----- PASSAGE
I met Julie in another lifetime, working at the Manchester Business Reference Library, helping northern entrepreneurs establish empires while offering the lonely and dispossessed a warm refuge from the Lancashire drizzle. We forged our friendship giggling over interviews in Smash Hits, stalking Morrissey and making fun of inane questions at the library enquiry desk.
After I moved to London, Julie and I took it in turns hopping on the train travelling to and from Manchester; but since moving to the French Riviera, visits have become much less frequent. I built a new life here thinking there’d be plenty of time to catch up, but before I knew it, my mousy brown hairs were outnumbered by grey ones and I couldn’t remember the last time my old chum and I had enjoyed a naughty girlie-weekend. So I invited Julie to spend a few days in the sunny South of France, share a glass or two of champagne and indulge in a little disgraceful behaviour.
Leaving Nice airport, we drove along the Promenade des Anglais, with its backdrop of mountains, sea and sky that I now call home. Passing by happy crowds of locals and tourists, I pondered the particularly female problems of growing old.
“D’you know what I find worst about the menopause? It’s the spots. I never had them when I was a teenager, but now …”
“Really? I think the forgetfulness is worse. I’ve gone out of the house a couple of times and left the French windows wide open. And once I forgot to lock the back door.”
“Oh God, yes! I used to have a fantastic memory for films and actors. But in the past year, I’ve seen the same thriller twice. I got half way through and realised I’d seen it before. It’s a really good film tho’. What’s it called? That Titanic actor is in it.” *
“Huh. I forget words, too. I’ve started using an online thesaurus, although it doesn’t include rude words. I was trying to find a polite way of saying ‘w*nk’, but had to use ‘w*nk’ in the end.”
----------
----- PROVIDED RECORDS
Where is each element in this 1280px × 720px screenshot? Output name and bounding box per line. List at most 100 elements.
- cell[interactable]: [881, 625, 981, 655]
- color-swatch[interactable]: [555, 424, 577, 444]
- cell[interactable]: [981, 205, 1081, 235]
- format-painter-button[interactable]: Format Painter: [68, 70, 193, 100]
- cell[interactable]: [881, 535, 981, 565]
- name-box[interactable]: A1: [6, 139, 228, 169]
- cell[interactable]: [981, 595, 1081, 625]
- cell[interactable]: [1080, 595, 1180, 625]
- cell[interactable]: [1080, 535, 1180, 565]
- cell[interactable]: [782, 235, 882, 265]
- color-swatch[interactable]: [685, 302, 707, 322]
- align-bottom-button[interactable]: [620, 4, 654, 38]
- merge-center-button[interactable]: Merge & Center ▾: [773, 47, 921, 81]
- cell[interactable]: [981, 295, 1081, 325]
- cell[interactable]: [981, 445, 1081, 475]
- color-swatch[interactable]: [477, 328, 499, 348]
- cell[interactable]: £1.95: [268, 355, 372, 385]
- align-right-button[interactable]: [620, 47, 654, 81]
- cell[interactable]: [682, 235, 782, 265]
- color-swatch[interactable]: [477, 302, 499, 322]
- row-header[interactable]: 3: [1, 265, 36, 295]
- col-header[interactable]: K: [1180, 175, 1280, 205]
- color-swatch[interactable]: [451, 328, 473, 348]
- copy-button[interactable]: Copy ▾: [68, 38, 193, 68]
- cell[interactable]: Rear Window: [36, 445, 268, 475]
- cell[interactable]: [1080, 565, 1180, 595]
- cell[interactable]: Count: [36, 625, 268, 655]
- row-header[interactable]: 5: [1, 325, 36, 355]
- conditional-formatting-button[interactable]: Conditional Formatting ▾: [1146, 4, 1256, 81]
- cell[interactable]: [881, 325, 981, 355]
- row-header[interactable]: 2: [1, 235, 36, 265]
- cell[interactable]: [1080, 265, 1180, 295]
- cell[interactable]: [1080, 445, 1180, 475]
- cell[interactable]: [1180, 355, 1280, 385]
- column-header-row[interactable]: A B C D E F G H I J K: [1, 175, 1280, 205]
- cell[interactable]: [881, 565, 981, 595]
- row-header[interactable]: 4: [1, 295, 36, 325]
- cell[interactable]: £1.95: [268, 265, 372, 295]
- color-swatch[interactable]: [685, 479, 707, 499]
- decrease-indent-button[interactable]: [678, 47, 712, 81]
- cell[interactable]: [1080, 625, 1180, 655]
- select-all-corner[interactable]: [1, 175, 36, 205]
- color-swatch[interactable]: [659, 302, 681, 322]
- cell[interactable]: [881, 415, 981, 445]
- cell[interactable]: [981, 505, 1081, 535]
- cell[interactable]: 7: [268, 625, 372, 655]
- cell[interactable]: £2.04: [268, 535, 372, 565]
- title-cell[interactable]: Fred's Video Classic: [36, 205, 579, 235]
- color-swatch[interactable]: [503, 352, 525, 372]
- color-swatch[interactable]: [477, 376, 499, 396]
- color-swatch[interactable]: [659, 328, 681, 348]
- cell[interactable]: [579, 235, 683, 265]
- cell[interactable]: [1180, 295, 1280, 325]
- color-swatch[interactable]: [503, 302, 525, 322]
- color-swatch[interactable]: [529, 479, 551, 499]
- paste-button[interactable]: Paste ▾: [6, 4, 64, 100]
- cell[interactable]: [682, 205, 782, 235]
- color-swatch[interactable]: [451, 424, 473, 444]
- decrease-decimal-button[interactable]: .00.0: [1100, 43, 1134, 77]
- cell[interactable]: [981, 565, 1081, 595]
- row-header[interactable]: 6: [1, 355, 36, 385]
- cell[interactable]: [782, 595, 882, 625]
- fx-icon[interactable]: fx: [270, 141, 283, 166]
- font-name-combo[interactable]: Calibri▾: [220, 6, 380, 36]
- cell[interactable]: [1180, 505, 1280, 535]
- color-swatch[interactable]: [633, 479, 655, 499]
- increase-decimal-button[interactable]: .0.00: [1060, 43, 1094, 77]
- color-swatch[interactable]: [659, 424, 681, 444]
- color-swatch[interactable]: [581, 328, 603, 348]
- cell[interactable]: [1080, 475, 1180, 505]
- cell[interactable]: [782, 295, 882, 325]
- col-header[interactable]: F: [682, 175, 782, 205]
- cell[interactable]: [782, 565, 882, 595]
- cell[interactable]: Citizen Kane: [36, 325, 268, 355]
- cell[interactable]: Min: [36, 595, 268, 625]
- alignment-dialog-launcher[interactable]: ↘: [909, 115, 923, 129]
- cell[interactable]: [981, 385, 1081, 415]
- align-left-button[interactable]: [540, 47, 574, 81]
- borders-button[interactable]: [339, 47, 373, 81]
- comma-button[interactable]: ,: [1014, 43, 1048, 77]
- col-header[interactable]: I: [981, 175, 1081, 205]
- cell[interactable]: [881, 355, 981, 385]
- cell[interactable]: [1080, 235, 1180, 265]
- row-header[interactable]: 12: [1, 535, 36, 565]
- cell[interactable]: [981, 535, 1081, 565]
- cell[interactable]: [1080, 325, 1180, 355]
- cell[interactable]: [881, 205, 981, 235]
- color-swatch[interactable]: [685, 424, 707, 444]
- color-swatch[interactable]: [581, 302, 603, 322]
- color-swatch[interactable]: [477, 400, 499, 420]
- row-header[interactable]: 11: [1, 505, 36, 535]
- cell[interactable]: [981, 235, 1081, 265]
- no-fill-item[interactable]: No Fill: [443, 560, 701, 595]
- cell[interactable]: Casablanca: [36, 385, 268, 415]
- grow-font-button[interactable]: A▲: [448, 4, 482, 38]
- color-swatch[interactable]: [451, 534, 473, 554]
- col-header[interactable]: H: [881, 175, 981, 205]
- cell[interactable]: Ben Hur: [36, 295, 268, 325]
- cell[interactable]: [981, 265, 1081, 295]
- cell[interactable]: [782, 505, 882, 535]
----------
**GOAL**
In the passage about Julie, list every activity over which the narrator and Julie forged their friendship.

**COMPLETE RESPONSE**
- giggling over interviews in Smash Hits
- stalking Morrissey
- making fun of inane questions at the library enquiry desk